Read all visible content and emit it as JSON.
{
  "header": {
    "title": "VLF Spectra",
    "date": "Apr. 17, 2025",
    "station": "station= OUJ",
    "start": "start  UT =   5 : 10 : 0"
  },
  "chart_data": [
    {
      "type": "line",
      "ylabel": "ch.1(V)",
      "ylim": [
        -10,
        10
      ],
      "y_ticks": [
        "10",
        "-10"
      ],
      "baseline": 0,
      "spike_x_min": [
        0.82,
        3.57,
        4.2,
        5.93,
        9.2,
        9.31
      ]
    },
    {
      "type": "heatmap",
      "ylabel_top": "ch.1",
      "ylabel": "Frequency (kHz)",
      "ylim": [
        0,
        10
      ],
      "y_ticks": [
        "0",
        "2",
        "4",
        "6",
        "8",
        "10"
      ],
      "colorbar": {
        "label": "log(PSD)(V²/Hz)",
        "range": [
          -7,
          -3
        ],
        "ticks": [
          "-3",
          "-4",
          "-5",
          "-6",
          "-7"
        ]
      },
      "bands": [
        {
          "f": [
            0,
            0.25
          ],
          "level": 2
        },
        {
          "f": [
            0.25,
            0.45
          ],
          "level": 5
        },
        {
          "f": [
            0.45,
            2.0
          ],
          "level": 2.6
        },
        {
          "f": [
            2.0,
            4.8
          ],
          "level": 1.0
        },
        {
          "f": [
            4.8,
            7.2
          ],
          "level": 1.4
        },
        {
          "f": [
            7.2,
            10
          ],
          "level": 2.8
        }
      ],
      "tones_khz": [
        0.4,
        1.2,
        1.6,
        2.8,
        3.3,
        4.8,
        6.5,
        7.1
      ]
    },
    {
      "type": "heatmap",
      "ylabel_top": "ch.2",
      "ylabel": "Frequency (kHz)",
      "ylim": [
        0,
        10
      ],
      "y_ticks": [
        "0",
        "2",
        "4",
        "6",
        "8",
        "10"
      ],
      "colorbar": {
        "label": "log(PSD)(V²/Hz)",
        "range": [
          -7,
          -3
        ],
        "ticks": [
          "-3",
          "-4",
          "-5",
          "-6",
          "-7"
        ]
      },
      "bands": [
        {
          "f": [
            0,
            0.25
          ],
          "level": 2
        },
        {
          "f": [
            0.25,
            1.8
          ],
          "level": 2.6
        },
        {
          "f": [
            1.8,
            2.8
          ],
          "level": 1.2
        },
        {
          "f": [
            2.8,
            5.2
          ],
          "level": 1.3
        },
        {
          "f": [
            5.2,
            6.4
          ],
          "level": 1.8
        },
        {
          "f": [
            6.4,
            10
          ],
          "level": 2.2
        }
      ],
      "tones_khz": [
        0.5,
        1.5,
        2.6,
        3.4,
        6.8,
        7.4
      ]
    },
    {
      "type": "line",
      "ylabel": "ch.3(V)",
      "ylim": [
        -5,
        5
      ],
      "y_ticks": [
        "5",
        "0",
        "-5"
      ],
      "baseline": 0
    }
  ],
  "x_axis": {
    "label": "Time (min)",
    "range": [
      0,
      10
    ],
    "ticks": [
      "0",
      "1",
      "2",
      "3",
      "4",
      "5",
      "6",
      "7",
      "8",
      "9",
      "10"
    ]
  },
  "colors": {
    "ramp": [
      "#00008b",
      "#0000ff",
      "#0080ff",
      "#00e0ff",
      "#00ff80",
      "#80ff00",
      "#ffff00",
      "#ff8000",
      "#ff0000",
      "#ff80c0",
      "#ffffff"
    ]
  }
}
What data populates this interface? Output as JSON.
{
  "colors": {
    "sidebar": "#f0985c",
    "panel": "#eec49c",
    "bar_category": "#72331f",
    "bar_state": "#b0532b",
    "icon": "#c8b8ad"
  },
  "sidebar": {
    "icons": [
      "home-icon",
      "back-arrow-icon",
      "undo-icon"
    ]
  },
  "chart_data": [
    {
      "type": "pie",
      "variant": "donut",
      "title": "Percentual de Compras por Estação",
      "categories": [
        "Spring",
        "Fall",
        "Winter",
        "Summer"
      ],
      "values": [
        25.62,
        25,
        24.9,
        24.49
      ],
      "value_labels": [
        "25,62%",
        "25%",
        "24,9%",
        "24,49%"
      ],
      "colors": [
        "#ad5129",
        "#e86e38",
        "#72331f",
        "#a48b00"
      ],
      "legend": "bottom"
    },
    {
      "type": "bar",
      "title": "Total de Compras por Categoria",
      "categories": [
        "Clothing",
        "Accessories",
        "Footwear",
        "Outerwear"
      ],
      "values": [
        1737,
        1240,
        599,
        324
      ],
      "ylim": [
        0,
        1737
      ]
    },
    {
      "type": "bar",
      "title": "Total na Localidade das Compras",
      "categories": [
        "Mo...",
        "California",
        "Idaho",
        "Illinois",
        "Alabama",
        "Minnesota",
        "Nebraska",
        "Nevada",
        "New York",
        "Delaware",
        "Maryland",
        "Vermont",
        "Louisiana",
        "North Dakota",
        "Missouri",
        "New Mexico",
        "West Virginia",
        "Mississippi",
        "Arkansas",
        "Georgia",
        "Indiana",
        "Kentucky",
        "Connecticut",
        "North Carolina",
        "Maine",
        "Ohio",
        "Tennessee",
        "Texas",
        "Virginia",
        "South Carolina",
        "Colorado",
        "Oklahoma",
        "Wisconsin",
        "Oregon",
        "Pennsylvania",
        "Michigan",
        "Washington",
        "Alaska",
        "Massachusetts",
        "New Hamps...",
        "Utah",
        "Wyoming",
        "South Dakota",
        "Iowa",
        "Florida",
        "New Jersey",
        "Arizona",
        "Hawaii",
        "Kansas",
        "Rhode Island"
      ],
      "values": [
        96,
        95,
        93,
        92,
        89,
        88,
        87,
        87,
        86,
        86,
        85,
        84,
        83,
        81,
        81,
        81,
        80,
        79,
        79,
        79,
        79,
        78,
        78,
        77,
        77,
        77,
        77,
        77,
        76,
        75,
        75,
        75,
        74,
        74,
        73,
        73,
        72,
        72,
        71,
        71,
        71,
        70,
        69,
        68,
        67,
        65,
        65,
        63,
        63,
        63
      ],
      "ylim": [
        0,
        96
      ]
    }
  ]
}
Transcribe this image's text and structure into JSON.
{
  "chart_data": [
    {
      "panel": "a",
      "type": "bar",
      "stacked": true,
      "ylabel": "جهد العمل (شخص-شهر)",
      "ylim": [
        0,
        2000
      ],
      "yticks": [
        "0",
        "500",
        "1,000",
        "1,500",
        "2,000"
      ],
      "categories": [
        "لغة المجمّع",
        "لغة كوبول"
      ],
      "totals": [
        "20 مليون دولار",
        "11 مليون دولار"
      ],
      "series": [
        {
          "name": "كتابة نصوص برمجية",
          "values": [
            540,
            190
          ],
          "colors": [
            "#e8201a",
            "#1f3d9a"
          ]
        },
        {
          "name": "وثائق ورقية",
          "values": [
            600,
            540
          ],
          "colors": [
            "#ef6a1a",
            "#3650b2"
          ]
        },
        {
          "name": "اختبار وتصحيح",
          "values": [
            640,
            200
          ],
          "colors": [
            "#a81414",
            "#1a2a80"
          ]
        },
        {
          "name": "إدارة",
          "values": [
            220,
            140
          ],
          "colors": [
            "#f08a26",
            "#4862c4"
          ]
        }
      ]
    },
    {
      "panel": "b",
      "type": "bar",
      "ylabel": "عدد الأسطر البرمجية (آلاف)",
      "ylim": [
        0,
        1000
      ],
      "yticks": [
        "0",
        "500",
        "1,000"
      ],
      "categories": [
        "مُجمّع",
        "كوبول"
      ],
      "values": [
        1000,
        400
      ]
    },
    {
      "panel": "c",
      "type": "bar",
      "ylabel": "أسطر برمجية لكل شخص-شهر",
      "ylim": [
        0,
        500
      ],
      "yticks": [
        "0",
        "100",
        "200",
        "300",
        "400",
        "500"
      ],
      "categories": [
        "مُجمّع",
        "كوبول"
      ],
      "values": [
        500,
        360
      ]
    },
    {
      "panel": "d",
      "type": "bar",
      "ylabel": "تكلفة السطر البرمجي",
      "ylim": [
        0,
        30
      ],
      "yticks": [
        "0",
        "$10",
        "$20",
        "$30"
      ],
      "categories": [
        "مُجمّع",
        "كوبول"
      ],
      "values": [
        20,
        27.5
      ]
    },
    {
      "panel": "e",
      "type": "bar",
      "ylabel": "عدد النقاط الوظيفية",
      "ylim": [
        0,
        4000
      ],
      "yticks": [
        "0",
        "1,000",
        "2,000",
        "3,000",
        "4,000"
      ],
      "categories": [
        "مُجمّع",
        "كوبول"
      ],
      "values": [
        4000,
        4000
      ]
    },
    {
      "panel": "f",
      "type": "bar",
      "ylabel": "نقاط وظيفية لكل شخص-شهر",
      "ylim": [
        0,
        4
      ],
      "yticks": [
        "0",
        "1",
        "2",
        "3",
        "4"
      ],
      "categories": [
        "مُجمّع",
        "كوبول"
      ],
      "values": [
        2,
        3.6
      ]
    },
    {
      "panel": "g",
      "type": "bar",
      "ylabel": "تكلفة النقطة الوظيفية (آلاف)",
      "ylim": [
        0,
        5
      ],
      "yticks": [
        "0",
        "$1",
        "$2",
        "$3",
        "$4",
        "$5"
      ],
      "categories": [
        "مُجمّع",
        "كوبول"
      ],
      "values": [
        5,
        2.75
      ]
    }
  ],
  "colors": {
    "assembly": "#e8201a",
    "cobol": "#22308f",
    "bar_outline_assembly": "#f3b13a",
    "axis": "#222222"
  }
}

_Instruction_. Look through the listing above and count the lines where the string "تكلفة" appears. Report the number only.

_Final answer_. 2